Data records:
*** Block opens ***

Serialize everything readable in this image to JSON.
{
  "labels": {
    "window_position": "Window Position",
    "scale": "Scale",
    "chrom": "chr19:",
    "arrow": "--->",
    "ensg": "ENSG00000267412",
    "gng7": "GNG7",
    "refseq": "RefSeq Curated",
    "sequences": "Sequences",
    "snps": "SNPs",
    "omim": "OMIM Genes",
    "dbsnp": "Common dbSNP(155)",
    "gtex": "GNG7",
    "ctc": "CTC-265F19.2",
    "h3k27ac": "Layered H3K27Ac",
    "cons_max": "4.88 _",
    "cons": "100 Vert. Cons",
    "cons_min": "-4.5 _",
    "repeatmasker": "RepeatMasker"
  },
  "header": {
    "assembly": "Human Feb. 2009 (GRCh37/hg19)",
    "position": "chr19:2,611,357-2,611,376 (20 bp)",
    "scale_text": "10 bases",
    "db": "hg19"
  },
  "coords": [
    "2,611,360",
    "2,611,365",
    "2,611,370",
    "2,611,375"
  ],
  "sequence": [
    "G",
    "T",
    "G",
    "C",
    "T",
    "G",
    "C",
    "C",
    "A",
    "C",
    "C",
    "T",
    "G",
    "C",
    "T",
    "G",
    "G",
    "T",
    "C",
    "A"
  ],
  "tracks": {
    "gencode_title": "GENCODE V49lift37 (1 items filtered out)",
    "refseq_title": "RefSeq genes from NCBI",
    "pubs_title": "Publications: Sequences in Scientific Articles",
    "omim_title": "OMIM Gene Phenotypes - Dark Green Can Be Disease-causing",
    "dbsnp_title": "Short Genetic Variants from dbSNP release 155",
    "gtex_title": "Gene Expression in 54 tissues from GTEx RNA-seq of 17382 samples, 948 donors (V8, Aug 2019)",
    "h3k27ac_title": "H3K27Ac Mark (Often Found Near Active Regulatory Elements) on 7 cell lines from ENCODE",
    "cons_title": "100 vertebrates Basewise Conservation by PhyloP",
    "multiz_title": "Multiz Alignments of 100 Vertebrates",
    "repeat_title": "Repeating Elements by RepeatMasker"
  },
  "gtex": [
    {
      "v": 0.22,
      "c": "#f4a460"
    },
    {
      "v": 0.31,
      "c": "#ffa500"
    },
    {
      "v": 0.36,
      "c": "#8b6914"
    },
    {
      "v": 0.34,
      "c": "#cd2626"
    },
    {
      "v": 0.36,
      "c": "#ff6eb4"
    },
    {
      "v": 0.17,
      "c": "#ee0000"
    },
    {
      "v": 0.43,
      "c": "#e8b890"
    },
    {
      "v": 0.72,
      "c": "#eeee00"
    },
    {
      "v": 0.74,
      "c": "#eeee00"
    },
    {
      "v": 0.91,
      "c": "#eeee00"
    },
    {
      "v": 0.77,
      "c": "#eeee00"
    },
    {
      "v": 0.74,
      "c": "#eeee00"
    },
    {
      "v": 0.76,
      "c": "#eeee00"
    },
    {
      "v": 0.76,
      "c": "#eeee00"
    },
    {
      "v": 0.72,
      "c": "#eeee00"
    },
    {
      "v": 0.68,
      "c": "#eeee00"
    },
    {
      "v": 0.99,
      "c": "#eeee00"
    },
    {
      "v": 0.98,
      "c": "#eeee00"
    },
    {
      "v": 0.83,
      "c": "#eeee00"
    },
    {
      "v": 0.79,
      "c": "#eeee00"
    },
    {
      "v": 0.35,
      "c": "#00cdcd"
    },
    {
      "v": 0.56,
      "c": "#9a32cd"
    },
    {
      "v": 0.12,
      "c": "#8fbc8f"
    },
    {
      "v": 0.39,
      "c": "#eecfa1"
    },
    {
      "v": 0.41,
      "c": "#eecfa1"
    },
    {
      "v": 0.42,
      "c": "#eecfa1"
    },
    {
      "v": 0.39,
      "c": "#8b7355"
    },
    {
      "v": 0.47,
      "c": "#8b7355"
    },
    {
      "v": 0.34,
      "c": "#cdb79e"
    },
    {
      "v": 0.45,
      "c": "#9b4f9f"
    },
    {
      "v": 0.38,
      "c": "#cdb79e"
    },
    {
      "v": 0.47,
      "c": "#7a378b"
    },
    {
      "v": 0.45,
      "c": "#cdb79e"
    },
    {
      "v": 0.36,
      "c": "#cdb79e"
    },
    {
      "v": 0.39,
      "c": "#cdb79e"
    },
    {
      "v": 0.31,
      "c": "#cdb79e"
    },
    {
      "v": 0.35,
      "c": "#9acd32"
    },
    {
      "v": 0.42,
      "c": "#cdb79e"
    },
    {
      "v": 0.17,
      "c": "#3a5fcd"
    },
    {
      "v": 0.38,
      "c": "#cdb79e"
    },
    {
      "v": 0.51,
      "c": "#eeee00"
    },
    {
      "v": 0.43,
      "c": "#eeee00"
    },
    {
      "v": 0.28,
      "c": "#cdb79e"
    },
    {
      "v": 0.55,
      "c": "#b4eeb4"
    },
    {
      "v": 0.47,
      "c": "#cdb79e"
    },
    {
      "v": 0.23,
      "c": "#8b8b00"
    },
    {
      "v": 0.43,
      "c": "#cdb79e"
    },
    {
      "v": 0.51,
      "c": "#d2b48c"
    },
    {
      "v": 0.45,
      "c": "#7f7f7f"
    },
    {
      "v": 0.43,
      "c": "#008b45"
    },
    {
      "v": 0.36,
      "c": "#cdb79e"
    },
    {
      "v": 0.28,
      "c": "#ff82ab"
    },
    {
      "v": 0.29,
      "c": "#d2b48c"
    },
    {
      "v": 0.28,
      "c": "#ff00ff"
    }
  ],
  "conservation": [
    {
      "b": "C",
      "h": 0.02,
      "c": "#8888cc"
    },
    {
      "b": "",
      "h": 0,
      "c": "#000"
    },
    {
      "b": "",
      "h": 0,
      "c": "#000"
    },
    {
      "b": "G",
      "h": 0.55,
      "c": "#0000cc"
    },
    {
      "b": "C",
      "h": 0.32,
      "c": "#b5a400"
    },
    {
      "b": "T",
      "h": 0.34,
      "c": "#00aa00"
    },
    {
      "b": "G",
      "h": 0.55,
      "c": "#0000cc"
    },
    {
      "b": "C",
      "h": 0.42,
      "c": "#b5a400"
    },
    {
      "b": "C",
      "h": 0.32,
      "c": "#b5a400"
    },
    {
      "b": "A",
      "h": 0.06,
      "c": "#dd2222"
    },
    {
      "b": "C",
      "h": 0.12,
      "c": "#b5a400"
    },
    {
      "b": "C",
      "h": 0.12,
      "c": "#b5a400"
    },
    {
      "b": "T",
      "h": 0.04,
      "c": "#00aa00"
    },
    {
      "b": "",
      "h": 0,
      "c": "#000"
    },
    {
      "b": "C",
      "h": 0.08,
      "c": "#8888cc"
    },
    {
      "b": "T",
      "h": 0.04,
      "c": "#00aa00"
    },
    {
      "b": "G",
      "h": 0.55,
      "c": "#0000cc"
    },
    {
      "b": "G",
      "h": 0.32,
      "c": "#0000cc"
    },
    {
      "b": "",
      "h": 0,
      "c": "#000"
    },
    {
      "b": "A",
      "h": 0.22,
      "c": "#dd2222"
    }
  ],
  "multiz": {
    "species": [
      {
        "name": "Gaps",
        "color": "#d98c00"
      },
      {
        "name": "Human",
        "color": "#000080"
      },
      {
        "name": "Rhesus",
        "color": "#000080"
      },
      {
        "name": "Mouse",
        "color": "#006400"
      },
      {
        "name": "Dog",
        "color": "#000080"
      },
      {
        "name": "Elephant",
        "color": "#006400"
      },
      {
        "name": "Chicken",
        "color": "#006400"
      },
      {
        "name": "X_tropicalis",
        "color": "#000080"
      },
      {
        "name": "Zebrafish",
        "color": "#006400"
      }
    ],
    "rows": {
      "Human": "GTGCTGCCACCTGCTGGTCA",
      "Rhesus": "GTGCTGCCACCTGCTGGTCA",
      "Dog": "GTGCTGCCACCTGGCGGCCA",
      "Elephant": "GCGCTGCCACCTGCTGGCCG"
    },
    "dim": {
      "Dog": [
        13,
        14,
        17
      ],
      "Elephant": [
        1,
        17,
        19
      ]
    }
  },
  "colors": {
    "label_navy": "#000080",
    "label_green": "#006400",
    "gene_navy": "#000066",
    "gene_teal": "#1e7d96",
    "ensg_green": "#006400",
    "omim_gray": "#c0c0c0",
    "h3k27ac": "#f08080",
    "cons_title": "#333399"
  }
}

*** Block closes ***

• _Exercise description_:
Would you please return all lines of the data that include the word "RefSeq"?

• _Solution to the exercise_:
    "refseq": "RefSeq Curated",
    "refseq_title": "RefSeq genes from NCBI",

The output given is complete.